# Texto fornecido
╭──

Segundo Maitê, a própria trajetória da TransEmpregos pode ser vista como evidência da velocidade que o debate sobre diversidade está ganhando nos últimos meses.
“A TransEmpregos acabou de fechar 837 empresas parceiras nesses sete anos de atuação. E as últimas 200 empresas entraram nos últimos dois meses. Então, olha a velocidade (aumentando)”, explica. “A gente acabou de fechar hoje com a Amazon. Então, está acontecendo.”
No fim das contas, o projeto de autoria da deputada Marta Costa (PSD), que tinha o objetivo de restringir a diversidade, foi, na visão de Maitê, um “mal que veio para o bem”. Ela diz que o total de empresas em busca de orientação sobre inclusão triplicou no LinkedIn ao longo da última semana. “Eu acredito que não só para LGBTQIA+, mas para (outras) pessoas, para grupos que são mais vulneráveis, marginalizados, o acesso vai ser mais potente.

╰──

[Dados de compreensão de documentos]

╭──

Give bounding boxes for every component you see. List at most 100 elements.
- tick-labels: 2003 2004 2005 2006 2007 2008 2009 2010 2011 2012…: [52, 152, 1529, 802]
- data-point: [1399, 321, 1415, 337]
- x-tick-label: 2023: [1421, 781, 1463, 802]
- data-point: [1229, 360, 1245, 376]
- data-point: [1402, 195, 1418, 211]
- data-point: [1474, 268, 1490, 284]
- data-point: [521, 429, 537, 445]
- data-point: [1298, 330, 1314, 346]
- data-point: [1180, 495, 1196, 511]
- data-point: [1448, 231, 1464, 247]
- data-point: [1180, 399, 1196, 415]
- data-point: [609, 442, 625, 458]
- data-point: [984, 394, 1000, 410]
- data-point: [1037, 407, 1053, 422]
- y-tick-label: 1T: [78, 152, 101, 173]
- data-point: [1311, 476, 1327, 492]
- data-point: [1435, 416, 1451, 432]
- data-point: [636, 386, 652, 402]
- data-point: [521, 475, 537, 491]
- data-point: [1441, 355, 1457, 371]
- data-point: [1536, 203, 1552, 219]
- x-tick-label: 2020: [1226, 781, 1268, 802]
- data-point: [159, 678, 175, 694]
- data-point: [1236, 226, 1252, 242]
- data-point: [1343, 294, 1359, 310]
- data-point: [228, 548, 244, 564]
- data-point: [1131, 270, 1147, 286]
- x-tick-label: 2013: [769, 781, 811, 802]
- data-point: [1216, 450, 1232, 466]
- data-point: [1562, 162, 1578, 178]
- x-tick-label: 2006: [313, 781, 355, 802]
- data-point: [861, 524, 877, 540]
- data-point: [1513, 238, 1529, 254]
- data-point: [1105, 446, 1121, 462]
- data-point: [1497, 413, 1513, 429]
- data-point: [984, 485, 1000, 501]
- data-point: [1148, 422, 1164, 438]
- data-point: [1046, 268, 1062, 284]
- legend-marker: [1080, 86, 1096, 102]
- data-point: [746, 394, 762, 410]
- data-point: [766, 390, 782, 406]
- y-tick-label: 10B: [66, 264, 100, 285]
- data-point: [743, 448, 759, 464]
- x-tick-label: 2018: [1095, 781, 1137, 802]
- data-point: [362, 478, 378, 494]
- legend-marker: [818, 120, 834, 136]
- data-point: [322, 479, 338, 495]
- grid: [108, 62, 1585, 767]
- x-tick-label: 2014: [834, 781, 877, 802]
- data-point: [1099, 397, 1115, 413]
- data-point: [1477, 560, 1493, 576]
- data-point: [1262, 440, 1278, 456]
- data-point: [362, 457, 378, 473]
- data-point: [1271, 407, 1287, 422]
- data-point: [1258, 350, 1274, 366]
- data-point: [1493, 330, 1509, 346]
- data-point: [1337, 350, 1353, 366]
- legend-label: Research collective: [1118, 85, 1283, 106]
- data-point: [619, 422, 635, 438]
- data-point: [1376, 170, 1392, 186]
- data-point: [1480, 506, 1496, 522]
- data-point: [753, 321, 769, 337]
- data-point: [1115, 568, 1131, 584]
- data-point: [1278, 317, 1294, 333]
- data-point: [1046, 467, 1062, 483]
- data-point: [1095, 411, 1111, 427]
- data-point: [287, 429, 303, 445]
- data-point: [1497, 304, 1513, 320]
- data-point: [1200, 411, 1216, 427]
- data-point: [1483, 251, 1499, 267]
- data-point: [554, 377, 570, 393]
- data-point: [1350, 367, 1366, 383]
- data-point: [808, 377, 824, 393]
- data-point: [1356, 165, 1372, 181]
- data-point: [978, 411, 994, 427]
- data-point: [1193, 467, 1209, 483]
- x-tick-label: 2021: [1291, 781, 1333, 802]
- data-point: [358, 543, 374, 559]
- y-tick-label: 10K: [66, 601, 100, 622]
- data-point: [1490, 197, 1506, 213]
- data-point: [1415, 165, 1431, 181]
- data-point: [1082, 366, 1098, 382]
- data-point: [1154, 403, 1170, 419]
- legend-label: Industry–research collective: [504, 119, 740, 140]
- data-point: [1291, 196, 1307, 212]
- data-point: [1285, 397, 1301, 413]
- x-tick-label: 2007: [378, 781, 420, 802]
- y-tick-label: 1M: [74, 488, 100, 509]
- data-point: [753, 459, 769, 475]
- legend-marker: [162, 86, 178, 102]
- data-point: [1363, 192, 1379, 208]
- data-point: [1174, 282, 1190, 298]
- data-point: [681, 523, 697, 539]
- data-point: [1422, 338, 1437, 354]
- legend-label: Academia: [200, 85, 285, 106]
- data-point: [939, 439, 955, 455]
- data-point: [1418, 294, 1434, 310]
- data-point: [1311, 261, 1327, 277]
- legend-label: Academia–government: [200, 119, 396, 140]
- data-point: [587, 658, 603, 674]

╰──

# Enunciado
Segundo o texto sobre a TransEmpregos, por que Maitê vê a trajetória da empresa como prova da velocidade do debate sobre diversidade? Responda em uma a três frases.

# Resultado do exercício
A TransEmpregos fechou 837 empresas parceiras em sete anos de atuação, e as últimas 200 entraram só nos dois últimos meses. Para Maitê, esse ritmo mostra que a velocidade está aumentando.